_Request_:
Locate all lines with the word "chÝnh". Copy them.
[Begin Input material]
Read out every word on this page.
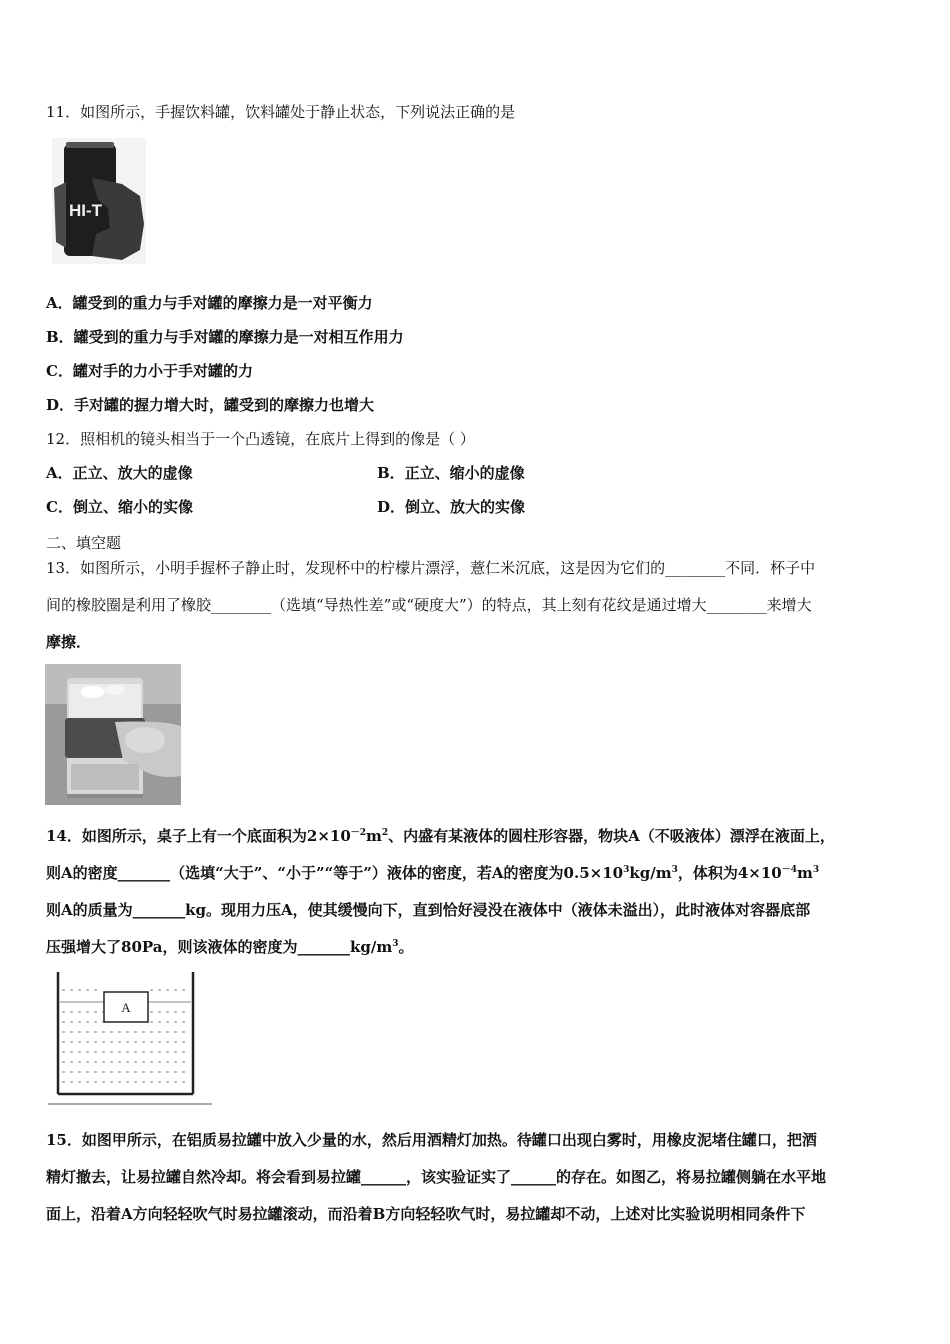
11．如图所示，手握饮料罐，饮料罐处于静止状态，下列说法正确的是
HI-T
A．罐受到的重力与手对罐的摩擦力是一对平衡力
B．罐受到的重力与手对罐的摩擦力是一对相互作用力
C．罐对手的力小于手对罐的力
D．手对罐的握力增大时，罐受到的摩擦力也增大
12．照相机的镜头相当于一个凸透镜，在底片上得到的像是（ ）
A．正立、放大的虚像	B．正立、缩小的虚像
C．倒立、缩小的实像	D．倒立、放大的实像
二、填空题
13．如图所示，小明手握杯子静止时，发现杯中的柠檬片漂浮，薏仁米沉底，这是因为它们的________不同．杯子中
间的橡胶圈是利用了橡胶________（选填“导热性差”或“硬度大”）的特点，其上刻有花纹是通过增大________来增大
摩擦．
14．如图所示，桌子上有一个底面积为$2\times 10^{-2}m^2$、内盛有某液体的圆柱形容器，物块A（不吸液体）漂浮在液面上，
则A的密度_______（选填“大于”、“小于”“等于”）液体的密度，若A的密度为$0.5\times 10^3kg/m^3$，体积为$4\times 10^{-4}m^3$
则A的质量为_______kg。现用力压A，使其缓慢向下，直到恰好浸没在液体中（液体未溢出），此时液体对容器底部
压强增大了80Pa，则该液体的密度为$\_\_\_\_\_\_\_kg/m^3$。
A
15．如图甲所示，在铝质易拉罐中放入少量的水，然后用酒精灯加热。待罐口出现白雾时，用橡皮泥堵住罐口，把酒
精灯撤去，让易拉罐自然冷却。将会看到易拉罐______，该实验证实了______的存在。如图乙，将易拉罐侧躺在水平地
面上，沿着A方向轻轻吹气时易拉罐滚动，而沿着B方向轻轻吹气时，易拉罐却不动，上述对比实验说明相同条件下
[End Input material]
[Begin Input material]
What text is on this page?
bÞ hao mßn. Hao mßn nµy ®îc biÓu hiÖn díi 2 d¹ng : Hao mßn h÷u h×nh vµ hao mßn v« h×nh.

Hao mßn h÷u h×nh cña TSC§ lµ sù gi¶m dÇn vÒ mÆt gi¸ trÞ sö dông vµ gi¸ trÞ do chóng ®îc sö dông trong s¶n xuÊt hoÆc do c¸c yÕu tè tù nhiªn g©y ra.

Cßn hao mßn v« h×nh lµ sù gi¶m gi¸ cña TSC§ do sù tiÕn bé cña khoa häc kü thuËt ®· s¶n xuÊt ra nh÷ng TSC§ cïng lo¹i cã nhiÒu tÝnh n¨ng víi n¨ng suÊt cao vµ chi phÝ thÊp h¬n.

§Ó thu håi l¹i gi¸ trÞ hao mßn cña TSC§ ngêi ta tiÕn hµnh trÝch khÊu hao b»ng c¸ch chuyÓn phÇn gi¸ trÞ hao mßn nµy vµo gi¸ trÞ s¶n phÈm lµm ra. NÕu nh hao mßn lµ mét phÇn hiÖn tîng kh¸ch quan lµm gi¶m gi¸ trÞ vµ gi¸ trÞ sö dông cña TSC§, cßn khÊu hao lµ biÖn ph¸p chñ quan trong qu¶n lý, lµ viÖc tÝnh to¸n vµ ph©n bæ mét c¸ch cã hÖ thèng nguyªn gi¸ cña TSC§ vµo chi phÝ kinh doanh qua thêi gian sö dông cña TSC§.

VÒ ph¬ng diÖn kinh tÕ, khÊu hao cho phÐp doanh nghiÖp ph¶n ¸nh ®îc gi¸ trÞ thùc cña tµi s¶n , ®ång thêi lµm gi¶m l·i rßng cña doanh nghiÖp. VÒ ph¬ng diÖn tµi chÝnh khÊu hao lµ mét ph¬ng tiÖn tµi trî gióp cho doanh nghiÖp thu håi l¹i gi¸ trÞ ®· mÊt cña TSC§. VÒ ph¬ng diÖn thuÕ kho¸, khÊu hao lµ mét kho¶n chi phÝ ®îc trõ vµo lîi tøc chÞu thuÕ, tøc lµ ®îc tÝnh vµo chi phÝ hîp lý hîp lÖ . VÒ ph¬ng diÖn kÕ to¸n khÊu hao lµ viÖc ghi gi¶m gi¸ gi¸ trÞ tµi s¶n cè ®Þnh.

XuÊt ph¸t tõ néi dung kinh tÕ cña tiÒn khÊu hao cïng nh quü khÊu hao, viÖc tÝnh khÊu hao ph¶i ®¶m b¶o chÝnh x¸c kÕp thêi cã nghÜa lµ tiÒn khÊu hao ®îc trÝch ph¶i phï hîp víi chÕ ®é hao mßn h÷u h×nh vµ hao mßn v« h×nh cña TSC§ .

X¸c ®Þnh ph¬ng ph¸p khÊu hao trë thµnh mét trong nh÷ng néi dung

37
[End Input material]
_Answer in full_:
VÒ ph¬ng diÖn kinh tÕ, khÊu hao cho phÐp doanh nghiÖp ph¶n ¸nh ®îc gi¸ trÞ thùc cña tµi s¶n , ®ång thêi lµm gi¶m l·i rßng cña doanh nghiÖp. VÒ ph¬ng diÖn tµi chÝnh khÊu hao lµ mét ph¬ng tiÖn tµi trî gióp cho doanh nghiÖp thu håi l¹i gi¸ trÞ ®· mÊt cña TSC§. VÒ ph¬ng diÖn thuÕ kho¸, khÊu hao lµ mét kho¶n chi phÝ ®îc trõ vµo lîi tøc chÞu thuÕ, tøc lµ ®îc tÝnh vµo chi phÝ hîp lý hîp lÖ . VÒ ph¬ng diÖn kÕ to¸n khÊu hao lµ viÖc ghi gi¶m gi¸ gi¸ trÞ tµi s¶n cè ®Þnh.
XuÊt ph¸t tõ néi dung kinh tÕ cña tiÒn khÊu hao cïng nh quü khÊu hao, viÖc tÝnh khÊu hao ph¶i ®¶m b¶o chÝnh x¸c kÕp thêi cã nghÜa lµ tiÒn khÊu hao ®îc trÝch ph¶i phï hîp víi chÕ ®é hao mßn h÷u h×nh vµ hao mßn v« h×nh cña TSC§ .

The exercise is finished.